>> begin

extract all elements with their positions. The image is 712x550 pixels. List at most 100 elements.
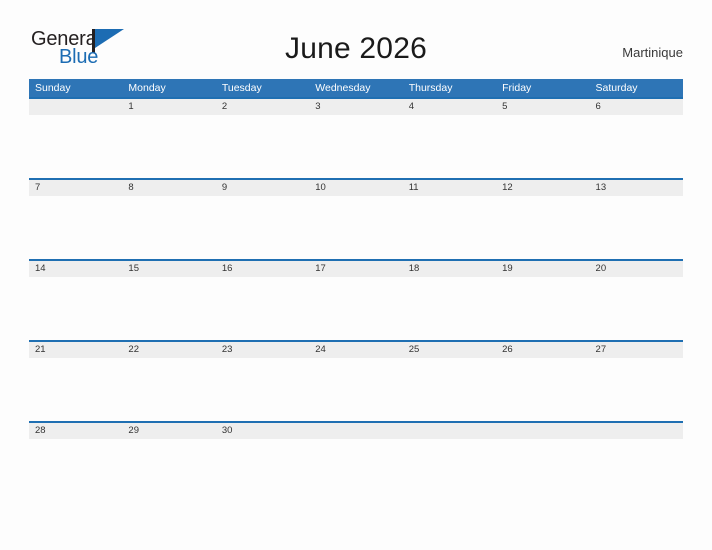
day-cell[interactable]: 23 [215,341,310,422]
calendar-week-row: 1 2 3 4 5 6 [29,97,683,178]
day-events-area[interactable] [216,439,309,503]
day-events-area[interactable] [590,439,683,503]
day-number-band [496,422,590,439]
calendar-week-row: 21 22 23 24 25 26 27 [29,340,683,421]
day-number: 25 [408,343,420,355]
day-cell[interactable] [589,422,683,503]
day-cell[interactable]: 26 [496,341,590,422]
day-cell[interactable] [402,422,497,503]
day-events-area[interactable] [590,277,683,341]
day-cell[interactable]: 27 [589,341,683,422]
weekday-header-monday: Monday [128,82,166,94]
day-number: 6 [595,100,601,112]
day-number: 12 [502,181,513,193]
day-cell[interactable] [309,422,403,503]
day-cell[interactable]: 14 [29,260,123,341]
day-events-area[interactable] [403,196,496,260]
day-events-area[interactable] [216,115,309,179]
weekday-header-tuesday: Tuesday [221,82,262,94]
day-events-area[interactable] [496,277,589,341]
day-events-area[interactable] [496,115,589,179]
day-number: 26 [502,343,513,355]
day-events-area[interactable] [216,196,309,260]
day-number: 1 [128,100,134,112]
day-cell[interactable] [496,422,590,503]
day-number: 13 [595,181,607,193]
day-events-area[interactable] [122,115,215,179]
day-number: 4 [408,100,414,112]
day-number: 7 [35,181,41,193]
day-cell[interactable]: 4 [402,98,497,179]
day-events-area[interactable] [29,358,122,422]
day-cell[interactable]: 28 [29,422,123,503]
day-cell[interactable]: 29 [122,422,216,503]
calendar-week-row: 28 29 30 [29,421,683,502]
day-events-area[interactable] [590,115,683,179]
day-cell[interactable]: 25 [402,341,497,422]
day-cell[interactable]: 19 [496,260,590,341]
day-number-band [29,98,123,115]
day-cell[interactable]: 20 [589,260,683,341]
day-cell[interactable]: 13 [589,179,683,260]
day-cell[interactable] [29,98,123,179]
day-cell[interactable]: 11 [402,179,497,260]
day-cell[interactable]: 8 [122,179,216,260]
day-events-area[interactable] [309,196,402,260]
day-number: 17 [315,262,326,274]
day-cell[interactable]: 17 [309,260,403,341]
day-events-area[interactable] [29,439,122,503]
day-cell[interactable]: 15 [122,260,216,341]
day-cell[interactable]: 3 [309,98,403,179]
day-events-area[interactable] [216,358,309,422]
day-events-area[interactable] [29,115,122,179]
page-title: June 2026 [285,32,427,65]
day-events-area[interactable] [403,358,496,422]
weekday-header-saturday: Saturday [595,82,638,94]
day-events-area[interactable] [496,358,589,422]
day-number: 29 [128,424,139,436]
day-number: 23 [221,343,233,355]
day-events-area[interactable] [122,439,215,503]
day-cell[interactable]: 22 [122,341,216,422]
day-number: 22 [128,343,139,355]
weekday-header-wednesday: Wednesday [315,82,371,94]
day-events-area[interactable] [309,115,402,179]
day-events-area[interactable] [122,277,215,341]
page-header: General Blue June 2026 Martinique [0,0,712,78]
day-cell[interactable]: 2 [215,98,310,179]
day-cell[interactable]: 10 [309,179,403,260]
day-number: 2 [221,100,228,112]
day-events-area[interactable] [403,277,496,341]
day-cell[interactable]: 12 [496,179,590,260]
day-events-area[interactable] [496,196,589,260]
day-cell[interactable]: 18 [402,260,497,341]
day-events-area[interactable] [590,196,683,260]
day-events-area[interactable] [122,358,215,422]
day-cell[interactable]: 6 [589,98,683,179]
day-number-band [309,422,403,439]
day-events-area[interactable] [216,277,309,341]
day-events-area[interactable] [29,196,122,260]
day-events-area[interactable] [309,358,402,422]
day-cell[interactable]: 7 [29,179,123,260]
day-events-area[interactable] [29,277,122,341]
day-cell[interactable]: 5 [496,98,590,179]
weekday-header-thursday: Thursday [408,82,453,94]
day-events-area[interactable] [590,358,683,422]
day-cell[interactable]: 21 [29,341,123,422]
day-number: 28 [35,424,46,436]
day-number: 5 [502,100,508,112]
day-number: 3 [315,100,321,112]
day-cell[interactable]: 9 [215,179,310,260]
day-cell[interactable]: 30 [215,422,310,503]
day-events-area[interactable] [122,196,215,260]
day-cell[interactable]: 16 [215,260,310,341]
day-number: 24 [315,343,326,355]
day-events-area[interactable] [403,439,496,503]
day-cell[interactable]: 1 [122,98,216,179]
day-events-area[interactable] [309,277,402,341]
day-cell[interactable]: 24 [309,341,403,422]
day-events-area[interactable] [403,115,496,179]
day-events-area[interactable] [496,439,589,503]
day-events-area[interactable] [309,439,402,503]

>> end
>> begin

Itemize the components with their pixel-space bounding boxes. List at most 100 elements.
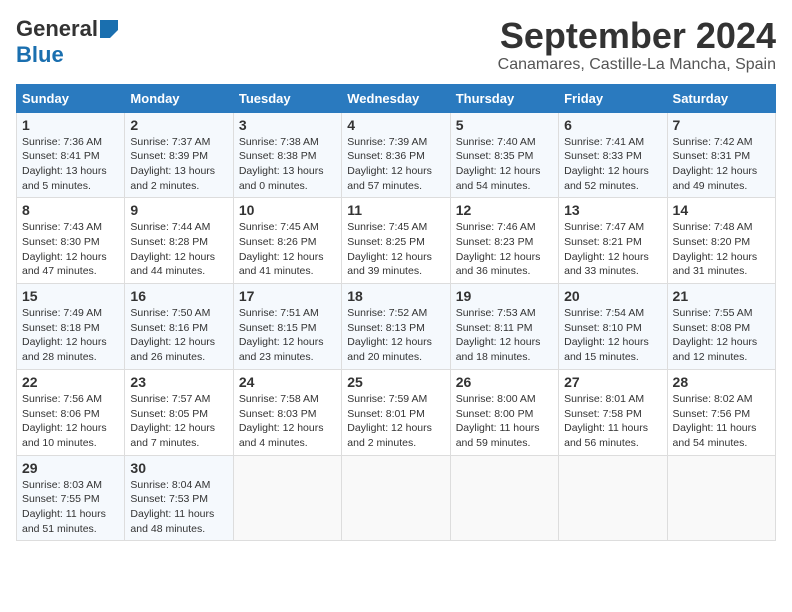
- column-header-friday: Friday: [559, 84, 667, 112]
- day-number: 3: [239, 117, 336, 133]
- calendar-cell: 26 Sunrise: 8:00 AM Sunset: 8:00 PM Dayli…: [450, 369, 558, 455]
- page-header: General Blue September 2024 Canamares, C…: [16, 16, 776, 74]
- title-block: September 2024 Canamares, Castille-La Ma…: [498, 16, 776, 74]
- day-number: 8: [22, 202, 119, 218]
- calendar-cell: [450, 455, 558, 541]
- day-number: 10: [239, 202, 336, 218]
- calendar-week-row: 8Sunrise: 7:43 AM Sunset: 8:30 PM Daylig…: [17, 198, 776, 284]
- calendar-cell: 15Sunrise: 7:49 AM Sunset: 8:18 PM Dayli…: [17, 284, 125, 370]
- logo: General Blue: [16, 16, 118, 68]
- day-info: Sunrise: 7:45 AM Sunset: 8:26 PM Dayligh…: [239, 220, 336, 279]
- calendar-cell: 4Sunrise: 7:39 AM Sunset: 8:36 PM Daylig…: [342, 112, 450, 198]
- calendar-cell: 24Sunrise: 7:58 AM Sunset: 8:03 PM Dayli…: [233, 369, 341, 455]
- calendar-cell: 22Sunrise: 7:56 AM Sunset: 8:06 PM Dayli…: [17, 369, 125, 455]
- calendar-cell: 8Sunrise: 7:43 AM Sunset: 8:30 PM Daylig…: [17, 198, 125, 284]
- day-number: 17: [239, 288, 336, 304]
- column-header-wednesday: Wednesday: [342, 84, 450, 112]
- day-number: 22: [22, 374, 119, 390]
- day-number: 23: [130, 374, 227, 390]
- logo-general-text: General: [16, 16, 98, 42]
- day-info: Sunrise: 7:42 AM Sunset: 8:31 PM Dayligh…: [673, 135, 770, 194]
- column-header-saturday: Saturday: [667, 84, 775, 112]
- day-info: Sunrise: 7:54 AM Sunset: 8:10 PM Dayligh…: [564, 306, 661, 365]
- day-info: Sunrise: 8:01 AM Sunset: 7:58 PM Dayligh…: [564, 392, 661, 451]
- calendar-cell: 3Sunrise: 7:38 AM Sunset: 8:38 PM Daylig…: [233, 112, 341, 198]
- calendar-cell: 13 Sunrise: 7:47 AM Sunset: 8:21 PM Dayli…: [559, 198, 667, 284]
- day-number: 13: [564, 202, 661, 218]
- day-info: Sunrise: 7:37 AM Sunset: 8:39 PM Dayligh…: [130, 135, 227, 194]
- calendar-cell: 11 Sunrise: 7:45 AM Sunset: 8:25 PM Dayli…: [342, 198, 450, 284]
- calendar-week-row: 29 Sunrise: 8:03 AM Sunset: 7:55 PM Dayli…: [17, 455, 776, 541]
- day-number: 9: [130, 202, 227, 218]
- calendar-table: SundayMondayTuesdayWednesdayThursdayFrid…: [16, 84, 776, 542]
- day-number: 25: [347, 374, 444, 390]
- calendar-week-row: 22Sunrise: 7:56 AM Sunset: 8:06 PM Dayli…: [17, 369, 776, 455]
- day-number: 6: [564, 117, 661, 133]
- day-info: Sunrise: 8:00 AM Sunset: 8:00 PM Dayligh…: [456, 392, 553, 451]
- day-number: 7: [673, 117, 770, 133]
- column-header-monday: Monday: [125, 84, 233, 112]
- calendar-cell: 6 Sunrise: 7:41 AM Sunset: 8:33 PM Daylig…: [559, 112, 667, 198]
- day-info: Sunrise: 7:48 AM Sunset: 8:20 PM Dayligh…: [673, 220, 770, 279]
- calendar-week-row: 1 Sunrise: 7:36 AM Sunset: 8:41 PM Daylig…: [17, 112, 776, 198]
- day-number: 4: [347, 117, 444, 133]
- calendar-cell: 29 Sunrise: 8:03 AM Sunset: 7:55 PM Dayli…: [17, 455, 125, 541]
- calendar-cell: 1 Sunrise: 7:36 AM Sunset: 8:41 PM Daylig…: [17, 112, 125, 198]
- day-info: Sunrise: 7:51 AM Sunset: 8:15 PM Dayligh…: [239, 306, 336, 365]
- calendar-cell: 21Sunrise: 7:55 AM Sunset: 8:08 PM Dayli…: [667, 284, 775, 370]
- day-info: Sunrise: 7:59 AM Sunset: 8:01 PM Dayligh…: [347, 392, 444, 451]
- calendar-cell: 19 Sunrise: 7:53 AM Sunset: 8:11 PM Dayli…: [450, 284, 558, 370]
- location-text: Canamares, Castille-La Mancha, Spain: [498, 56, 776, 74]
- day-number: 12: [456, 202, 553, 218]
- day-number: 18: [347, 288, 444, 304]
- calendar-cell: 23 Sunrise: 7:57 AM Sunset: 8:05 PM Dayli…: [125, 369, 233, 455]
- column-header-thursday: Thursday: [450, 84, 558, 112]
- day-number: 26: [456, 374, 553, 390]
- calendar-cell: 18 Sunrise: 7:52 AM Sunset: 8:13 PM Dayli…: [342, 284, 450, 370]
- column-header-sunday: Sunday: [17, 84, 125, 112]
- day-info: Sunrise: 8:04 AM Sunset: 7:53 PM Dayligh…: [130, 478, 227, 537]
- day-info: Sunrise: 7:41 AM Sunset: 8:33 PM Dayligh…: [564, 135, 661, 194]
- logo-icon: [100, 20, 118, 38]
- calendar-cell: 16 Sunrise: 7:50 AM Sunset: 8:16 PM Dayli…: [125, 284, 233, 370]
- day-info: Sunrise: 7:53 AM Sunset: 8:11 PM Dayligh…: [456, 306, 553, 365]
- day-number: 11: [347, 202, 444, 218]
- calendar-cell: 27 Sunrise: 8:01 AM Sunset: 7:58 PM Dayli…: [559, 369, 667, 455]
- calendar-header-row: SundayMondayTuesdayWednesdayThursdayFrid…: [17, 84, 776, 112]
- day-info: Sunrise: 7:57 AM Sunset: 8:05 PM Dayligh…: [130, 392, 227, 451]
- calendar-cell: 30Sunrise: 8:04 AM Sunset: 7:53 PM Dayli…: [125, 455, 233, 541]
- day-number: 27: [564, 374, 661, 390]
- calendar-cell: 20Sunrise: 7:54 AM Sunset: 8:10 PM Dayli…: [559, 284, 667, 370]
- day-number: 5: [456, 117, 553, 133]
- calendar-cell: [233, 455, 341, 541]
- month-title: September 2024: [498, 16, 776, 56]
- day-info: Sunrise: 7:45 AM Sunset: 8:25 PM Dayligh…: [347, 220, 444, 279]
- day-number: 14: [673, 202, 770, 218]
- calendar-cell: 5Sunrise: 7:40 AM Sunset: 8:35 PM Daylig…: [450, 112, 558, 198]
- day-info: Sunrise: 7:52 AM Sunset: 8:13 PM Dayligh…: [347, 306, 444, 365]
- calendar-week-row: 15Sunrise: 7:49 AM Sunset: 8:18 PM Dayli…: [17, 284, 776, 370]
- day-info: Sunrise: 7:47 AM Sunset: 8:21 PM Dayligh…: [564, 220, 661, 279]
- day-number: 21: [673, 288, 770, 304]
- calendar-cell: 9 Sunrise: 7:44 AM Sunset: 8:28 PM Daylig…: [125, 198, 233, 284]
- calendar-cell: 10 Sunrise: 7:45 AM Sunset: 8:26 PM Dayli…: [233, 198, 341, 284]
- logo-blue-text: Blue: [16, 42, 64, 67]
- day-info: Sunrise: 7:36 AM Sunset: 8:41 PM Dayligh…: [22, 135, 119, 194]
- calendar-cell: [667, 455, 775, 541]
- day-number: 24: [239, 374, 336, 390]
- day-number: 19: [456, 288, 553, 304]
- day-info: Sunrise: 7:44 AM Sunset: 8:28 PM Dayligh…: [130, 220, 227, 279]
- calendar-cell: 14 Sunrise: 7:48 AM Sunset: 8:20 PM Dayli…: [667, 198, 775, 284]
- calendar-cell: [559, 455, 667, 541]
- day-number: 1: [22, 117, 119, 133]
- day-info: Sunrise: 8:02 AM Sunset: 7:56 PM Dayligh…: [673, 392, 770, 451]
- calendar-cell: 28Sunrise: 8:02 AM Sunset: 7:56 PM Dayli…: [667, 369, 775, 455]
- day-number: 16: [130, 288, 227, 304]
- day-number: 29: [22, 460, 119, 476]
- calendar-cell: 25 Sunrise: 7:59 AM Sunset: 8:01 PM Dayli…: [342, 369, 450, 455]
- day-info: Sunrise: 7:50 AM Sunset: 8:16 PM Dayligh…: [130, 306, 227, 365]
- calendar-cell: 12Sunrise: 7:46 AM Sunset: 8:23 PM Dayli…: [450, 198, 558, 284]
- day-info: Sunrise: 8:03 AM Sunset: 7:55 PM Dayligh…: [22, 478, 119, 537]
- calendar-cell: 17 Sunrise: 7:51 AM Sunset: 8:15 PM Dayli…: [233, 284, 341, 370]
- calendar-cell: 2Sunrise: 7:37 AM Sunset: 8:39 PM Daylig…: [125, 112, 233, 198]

>> end

__EXERCISE REQUIREMENTS__: Edit the records from the line containing "day-cell[interactable]: 23 [215,341,310,422]" through the line containing "day-number: 25 [408,343,420,355]" by changing "calendar-week-row" to "week-row" and leaving everything else as it is. Give back only those lines.

__SOLUTION BELOW__:
day-cell[interactable]: 23 [215,341,310,422]
week-row: 1 2 3 4 5 6 [29,97,683,178]
day-events-area[interactable] [216,439,309,503]
day-events-area[interactable] [590,439,683,503]
day-number-band [496,422,590,439]
week-row: 21 22 23 24 25 26 27 [29,340,683,421]
day-number: 25 [408,343,420,355]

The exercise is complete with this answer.